RECORDS SHOWN:
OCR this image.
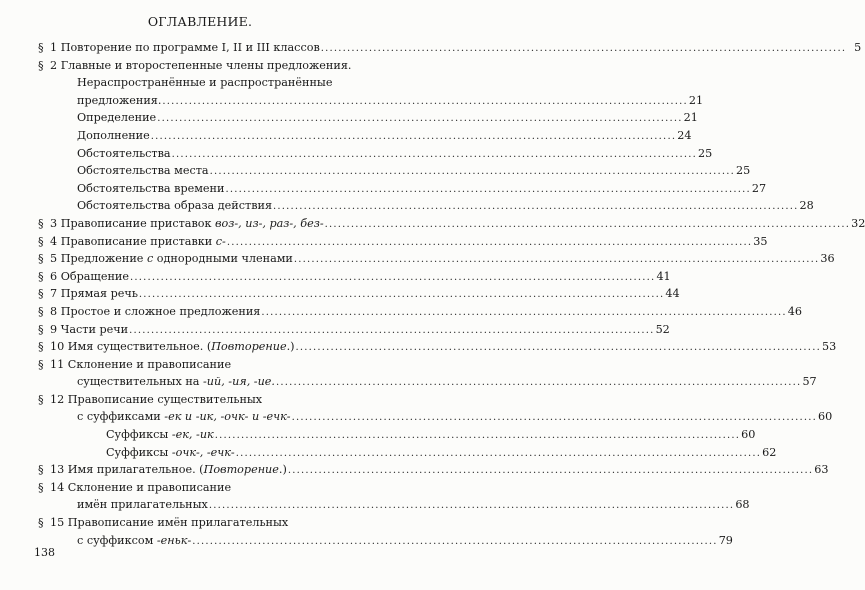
ОГЛАВЛЕНИЕ.
§ 1 Повторение по программе I, II и III классов ........................................................................................................................ 5
§ 2 Главные и второстепенные члены предложения.
Нераспространённые и распространённые
предложения. ........................................................................................................................ 21
Определение ........................................................................................................................ 21
Дополнение ........................................................................................................................ 24
Обстоятельства ........................................................................................................................ 25
Обстоятельства места ........................................................................................................................ 25
Обстоятельства времени ........................................................................................................................ 27
Обстоятельства образа действия ........................................................................................................................ 28
§ 3 Правописание приставок воз-, из-, раз-, без- ........................................................................................................................ 32
§ 4 Правописание приставки с- ........................................................................................................................ 35
§ 5 Предложение с однородными членами ........................................................................................................................ 36
§ 6 Обращение ........................................................................................................................ 41
§ 7 Прямая речь ........................................................................................................................ 44
§ 8 Простое и сложное предложения ........................................................................................................................ 46
§ 9 Части речи ........................................................................................................................ 52
§ 10 Имя существительное. (Повторение.) ........................................................................................................................ 53
§ 11 Склонение и правописание
существительных на -ий, -ия, -ие. ........................................................................................................................ 57
§ 12 Правописание существительных
с суффиксами -ек и -ик, -очк- и -ечк- ........................................................................................................................ 60
Суффиксы -ек, -ик ........................................................................................................................ 60
Суффиксы -очк-, -ечк- ........................................................................................................................ 62
§ 13 Имя прилагательное. (Повторение.) ........................................................................................................................ 63
§ 14 Склонение и правописание
имён прилагательных ........................................................................................................................ 68
§ 15 Правописание имён прилагательных
с суффиксом -еньк- ........................................................................................................................ 79
138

AIM OF THE TASK: Output the records above exactly; leave out the pictures.

RESULT FOR THIS EXERCISE:
OCR this image.
ОГЛАВЛЕНИЕ.
§ 1 Повторение по программе I, II и III классов ........................................................................................................................ 5
§ 2 Главные и второстепенные члены предложения.
Нераспространённые и распространённые
предложения. ........................................................................................................................ 21
Определение ........................................................................................................................ 21
Дополнение ........................................................................................................................ 24
Обстоятельства ........................................................................................................................ 25
Обстоятельства места ........................................................................................................................ 25
Обстоятельства времени ........................................................................................................................ 27
Обстоятельства образа действия ........................................................................................................................ 28
§ 3 Правописание приставок воз-, из-, раз-, без- ........................................................................................................................ 32
§ 4 Правописание приставки с- ........................................................................................................................ 35
§ 5 Предложение с однородными членами ........................................................................................................................ 36
§ 6 Обращение ........................................................................................................................ 41
§ 7 Прямая речь ........................................................................................................................ 44
§ 8 Простое и сложное предложения ........................................................................................................................ 46
§ 9 Части речи ........................................................................................................................ 52
§ 10 Имя существительное. (Повторение.) ........................................................................................................................ 53
§ 11 Склонение и правописание
существительных на -ий, -ия, -ие. ........................................................................................................................ 57
§ 12 Правописание существительных
с суффиксами -ек и -ик, -очк- и -ечк- ........................................................................................................................ 60
Суффиксы -ек, -ик ........................................................................................................................ 60
Суффиксы -очк-, -ечк- ........................................................................................................................ 62
§ 13 Имя прилагательное. (Повторение.) ........................................................................................................................ 63
§ 14 Склонение и правописание
имён прилагательных ........................................................................................................................ 68
§ 15 Правописание имён прилагательных
с суффиксом -еньк- ........................................................................................................................ 79
138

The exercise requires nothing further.